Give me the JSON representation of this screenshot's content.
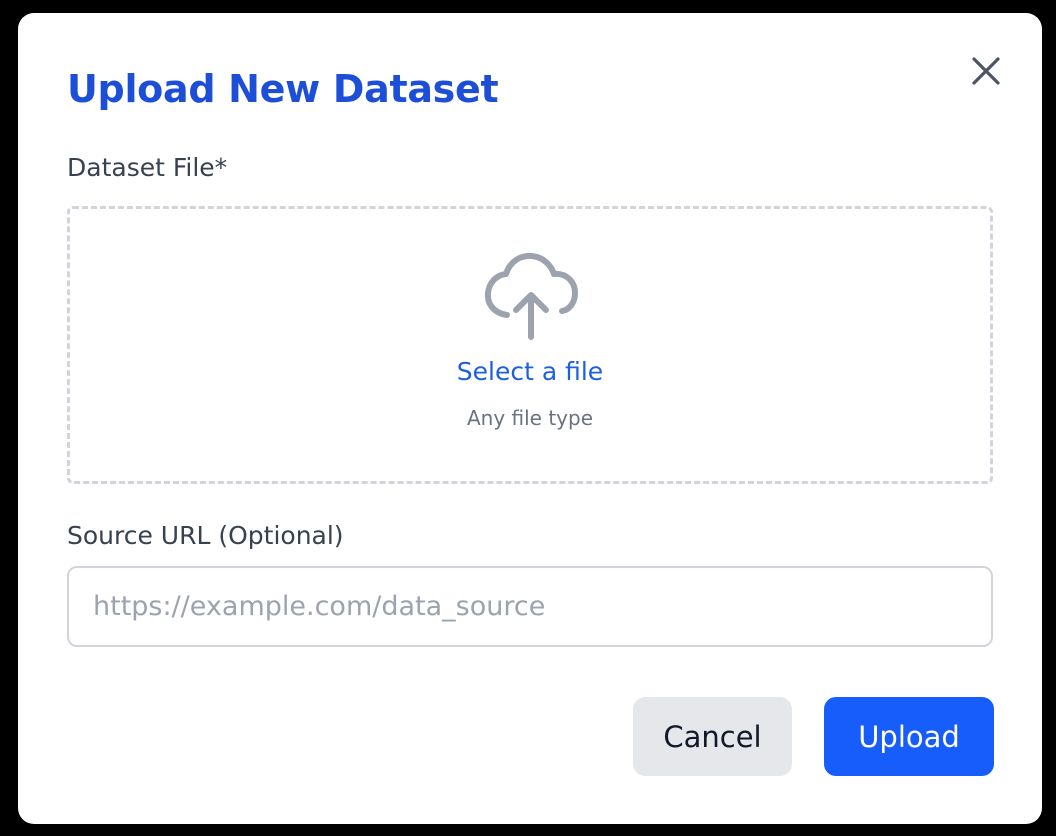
{
  "dialog": {
    "title": "Upload New Dataset",
    "close_icon": "close-icon",
    "file_field": {
      "label": "Dataset File*",
      "icon": "cloud-upload-icon",
      "select_label": "Select a file",
      "hint": "Any file type"
    },
    "url_field": {
      "label": "Source URL (Optional)",
      "value": "",
      "placeholder": "https://example.com/data_source"
    },
    "actions": {
      "cancel_label": "Cancel",
      "upload_label": "Upload"
    }
  },
  "colors": {
    "title": "#1d4ed8",
    "link": "#1d5fe0",
    "primary_button": "#165dfc",
    "secondary_button": "#e5e7eb",
    "backdrop": "#000000"
  }
}
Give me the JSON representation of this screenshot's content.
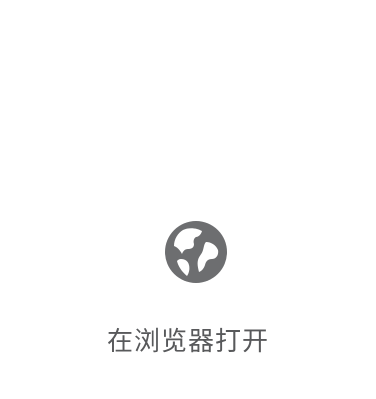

Instructions for the task ::
All of the entries above should be duplicated exactly, except for the pictures.

Task answer ::
Give me the JSON representation of this screenshot's content.
{
  "dialog": {
    "title": "Upload New Dataset",
    "close_icon": "close-icon",
    "file_field": {
      "label": "Dataset File*",
      "icon": "cloud-upload-icon",
      "select_label": "Select a file",
      "hint": "Any file type"
    },
    "url_field": {
      "label": "Source URL (Optional)",
      "value": "",
      "placeholder": "https://example.com/data_source"
    },
    "actions": {
      "cancel_label": "Cancel",
      "upload_label": "Upload"
    }
  },
  "colors": {
    "title": "#1d4ed8",
    "link": "#1d5fe0",
    "primary_button": "#165dfc",
    "secondary_button": "#e5e7eb",
    "backdrop": "#000000"
  }
}
Give me the JSON representation of this screenshot's content.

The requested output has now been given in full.